— Supplied records —
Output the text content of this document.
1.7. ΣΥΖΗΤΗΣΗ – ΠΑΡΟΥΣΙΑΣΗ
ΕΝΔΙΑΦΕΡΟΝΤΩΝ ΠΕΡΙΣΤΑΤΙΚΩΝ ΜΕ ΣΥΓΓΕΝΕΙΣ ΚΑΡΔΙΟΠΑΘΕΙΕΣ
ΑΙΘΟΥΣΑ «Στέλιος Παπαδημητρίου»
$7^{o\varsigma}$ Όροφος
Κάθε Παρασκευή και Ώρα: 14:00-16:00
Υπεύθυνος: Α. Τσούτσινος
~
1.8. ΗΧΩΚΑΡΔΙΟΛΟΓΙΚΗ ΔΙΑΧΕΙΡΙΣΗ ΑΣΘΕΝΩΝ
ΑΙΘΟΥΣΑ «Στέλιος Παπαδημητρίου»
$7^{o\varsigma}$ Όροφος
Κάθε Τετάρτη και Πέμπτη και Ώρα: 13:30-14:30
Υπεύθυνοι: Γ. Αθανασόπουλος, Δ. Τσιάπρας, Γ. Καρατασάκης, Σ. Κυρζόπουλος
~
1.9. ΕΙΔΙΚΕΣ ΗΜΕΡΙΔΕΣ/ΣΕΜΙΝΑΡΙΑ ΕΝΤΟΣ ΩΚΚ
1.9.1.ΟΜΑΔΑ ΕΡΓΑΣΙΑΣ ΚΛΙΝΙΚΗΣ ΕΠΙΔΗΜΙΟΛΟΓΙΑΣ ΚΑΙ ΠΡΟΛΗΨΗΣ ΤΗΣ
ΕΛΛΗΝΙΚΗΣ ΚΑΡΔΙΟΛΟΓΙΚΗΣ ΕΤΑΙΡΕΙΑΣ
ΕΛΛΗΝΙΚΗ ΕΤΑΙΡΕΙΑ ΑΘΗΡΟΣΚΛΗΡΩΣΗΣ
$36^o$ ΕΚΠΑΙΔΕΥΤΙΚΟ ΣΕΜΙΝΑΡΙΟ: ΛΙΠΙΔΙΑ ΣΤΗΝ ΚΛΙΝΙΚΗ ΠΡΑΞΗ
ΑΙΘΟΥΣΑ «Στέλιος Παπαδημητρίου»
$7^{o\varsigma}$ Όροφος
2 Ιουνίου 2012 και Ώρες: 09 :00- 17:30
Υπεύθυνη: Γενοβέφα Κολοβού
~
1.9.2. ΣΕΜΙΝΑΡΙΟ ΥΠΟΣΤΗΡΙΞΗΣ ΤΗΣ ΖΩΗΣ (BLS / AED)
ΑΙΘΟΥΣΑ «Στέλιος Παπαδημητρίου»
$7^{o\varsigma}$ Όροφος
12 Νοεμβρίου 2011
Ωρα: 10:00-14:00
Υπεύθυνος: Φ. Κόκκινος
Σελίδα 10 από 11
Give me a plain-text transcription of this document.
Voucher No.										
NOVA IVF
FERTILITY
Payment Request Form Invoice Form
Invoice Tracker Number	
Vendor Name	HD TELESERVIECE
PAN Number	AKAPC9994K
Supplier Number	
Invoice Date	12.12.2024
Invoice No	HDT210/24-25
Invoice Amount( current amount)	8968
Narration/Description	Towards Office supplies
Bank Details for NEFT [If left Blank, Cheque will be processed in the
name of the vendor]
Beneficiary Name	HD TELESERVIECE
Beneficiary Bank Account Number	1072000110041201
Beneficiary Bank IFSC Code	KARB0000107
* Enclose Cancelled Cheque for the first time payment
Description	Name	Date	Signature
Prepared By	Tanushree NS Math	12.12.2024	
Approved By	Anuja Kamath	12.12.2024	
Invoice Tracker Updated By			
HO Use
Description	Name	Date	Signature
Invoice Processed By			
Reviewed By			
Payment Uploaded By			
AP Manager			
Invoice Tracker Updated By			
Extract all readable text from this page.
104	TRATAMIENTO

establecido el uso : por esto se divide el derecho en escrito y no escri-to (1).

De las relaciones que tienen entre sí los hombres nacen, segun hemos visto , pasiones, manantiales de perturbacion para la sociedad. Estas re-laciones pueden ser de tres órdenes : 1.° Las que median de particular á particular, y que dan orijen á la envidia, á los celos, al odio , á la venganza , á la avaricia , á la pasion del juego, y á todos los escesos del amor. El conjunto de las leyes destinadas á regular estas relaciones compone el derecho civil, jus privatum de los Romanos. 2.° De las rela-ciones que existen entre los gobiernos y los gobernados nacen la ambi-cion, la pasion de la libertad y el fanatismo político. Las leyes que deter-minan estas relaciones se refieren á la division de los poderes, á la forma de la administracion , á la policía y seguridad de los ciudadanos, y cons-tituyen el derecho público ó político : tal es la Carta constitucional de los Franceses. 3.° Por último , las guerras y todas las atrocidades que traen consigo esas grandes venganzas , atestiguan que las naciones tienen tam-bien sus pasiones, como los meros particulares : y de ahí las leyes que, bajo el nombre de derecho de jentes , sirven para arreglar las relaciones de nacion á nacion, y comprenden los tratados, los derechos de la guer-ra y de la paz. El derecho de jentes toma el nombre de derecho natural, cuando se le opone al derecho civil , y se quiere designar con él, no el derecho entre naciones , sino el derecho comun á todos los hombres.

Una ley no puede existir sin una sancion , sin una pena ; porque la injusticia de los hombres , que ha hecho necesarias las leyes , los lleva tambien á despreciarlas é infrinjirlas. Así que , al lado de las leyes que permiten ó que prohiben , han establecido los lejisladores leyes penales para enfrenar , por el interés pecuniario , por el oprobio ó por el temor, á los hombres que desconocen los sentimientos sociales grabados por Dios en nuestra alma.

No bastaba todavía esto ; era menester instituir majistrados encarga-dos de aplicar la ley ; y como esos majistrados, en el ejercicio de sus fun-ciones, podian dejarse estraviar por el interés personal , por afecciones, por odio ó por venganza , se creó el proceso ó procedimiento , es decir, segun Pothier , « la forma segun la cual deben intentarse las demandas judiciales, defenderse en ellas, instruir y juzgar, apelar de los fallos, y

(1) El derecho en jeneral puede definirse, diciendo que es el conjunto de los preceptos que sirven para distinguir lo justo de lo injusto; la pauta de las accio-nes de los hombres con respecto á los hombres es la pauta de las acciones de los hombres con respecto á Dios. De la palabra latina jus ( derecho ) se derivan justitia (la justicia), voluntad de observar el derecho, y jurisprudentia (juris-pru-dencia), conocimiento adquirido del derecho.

— Stated exercise —
Print again each line of the listing above, exactly as it appears.

— Task response —
Output the text content of this document.
1.7. ΣΥΖΗΤΗΣΗ – ΠΑΡΟΥΣΙΑΣΗ
ΕΝΔΙΑΦΕΡΟΝΤΩΝ ΠΕΡΙΣΤΑΤΙΚΩΝ ΜΕ ΣΥΓΓΕΝΕΙΣ ΚΑΡΔΙΟΠΑΘΕΙΕΣ
ΑΙΘΟΥΣΑ «Στέλιος Παπαδημητρίου»
$7^{o\varsigma}$ Όροφος
Κάθε Παρασκευή και Ώρα: 14:00-16:00
Υπεύθυνος: Α. Τσούτσινος
~
1.8. ΗΧΩΚΑΡΔΙΟΛΟΓΙΚΗ ΔΙΑΧΕΙΡΙΣΗ ΑΣΘΕΝΩΝ
ΑΙΘΟΥΣΑ «Στέλιος Παπαδημητρίου»
$7^{o\varsigma}$ Όροφος
Κάθε Τετάρτη και Πέμπτη και Ώρα: 13:30-14:30
Υπεύθυνοι: Γ. Αθανασόπουλος, Δ. Τσιάπρας, Γ. Καρατασάκης, Σ. Κυρζόπουλος
~
1.9. ΕΙΔΙΚΕΣ ΗΜΕΡΙΔΕΣ/ΣΕΜΙΝΑΡΙΑ ΕΝΤΟΣ ΩΚΚ
1.9.1.ΟΜΑΔΑ ΕΡΓΑΣΙΑΣ ΚΛΙΝΙΚΗΣ ΕΠΙΔΗΜΙΟΛΟΓΙΑΣ ΚΑΙ ΠΡΟΛΗΨΗΣ ΤΗΣ
ΕΛΛΗΝΙΚΗΣ ΚΑΡΔΙΟΛΟΓΙΚΗΣ ΕΤΑΙΡΕΙΑΣ
ΕΛΛΗΝΙΚΗ ΕΤΑΙΡΕΙΑ ΑΘΗΡΟΣΚΛΗΡΩΣΗΣ
$36^o$ ΕΚΠΑΙΔΕΥΤΙΚΟ ΣΕΜΙΝΑΡΙΟ: ΛΙΠΙΔΙΑ ΣΤΗΝ ΚΛΙΝΙΚΗ ΠΡΑΞΗ
ΑΙΘΟΥΣΑ «Στέλιος Παπαδημητρίου»
$7^{o\varsigma}$ Όροφος
2 Ιουνίου 2012 και Ώρες: 09 :00- 17:30
Υπεύθυνη: Γενοβέφα Κολοβού
~
1.9.2. ΣΕΜΙΝΑΡΙΟ ΥΠΟΣΤΗΡΙΞΗΣ ΤΗΣ ΖΩΗΣ (BLS / AED)
ΑΙΘΟΥΣΑ «Στέλιος Παπαδημητρίου»
$7^{o\varsigma}$ Όροφος
12 Νοεμβρίου 2011
Ωρα: 10:00-14:00
Υπεύθυνος: Φ. Κόκκινος
Σελίδα 10 από 11
Give me a plain-text transcription of this document.
Voucher No.										
NOVA IVF
FERTILITY
Payment Request Form Invoice Form
Invoice Tracker Number	
Vendor Name	HD TELESERVIECE
PAN Number	AKAPC9994K
Supplier Number	
Invoice Date	12.12.2024
Invoice No	HDT210/24-25
Invoice Amount( current amount)	8968
Narration/Description	Towards Office supplies
Bank Details for NEFT [If left Blank, Cheque will be processed in the
name of the vendor]
Beneficiary Name	HD TELESERVIECE
Beneficiary Bank Account Number	1072000110041201
Beneficiary Bank IFSC Code	KARB0000107
* Enclose Cancelled Cheque for the first time payment
Description	Name	Date	Signature
Prepared By	Tanushree NS Math	12.12.2024	
Approved By	Anuja Kamath	12.12.2024	
Invoice Tracker Updated By			
HO Use
Description	Name	Date	Signature
Invoice Processed By			
Reviewed By			
Payment Uploaded By			
AP Manager			
Invoice Tracker Updated By			
Extract all readable text from this page.
104	TRATAMIENTO

establecido el uso : por esto se divide el derecho en escrito y no escri-to (1).

De las relaciones que tienen entre sí los hombres nacen, segun hemos visto , pasiones, manantiales de perturbacion para la sociedad. Estas re-laciones pueden ser de tres órdenes : 1.° Las que median de particular á particular, y que dan orijen á la envidia, á los celos, al odio , á la venganza , á la avaricia , á la pasion del juego, y á todos los escesos del amor. El conjunto de las leyes destinadas á regular estas relaciones compone el derecho civil, jus privatum de los Romanos. 2.° De las rela-ciones que existen entre los gobiernos y los gobernados nacen la ambi-cion, la pasion de la libertad y el fanatismo político. Las leyes que deter-minan estas relaciones se refieren á la division de los poderes, á la forma de la administracion , á la policía y seguridad de los ciudadanos, y cons-tituyen el derecho público ó político : tal es la Carta constitucional de los Franceses. 3.° Por último , las guerras y todas las atrocidades que traen consigo esas grandes venganzas , atestiguan que las naciones tienen tam-bien sus pasiones, como los meros particulares : y de ahí las leyes que, bajo el nombre de derecho de jentes , sirven para arreglar las relaciones de nacion á nacion, y comprenden los tratados, los derechos de la guer-ra y de la paz. El derecho de jentes toma el nombre de derecho natural, cuando se le opone al derecho civil , y se quiere designar con él, no el derecho entre naciones , sino el derecho comun á todos los hombres.

Una ley no puede existir sin una sancion , sin una pena ; porque la injusticia de los hombres , que ha hecho necesarias las leyes , los lleva tambien á despreciarlas é infrinjirlas. Así que , al lado de las leyes que permiten ó que prohiben , han establecido los lejisladores leyes penales para enfrenar , por el interés pecuniario , por el oprobio ó por el temor, á los hombres que desconocen los sentimientos sociales grabados por Dios en nuestra alma.

No bastaba todavía esto ; era menester instituir majistrados encarga-dos de aplicar la ley ; y como esos majistrados, en el ejercicio de sus fun-ciones, podian dejarse estraviar por el interés personal , por afecciones, por odio ó por venganza , se creó el proceso ó procedimiento , es decir, segun Pothier , « la forma segun la cual deben intentarse las demandas judiciales, defenderse en ellas, instruir y juzgar, apelar de los fallos, y

(1) El derecho en jeneral puede definirse, diciendo que es el conjunto de los preceptos que sirven para distinguir lo justo de lo injusto; la pauta de las accio-nes de los hombres con respecto á los hombres es la pauta de las acciones de los hombres con respecto á Dios. De la palabra latina jus ( derecho ) se derivan justitia (la justicia), voluntad de observar el derecho, y jurisprudentia (juris-pru-dencia), conocimiento adquirido del derecho.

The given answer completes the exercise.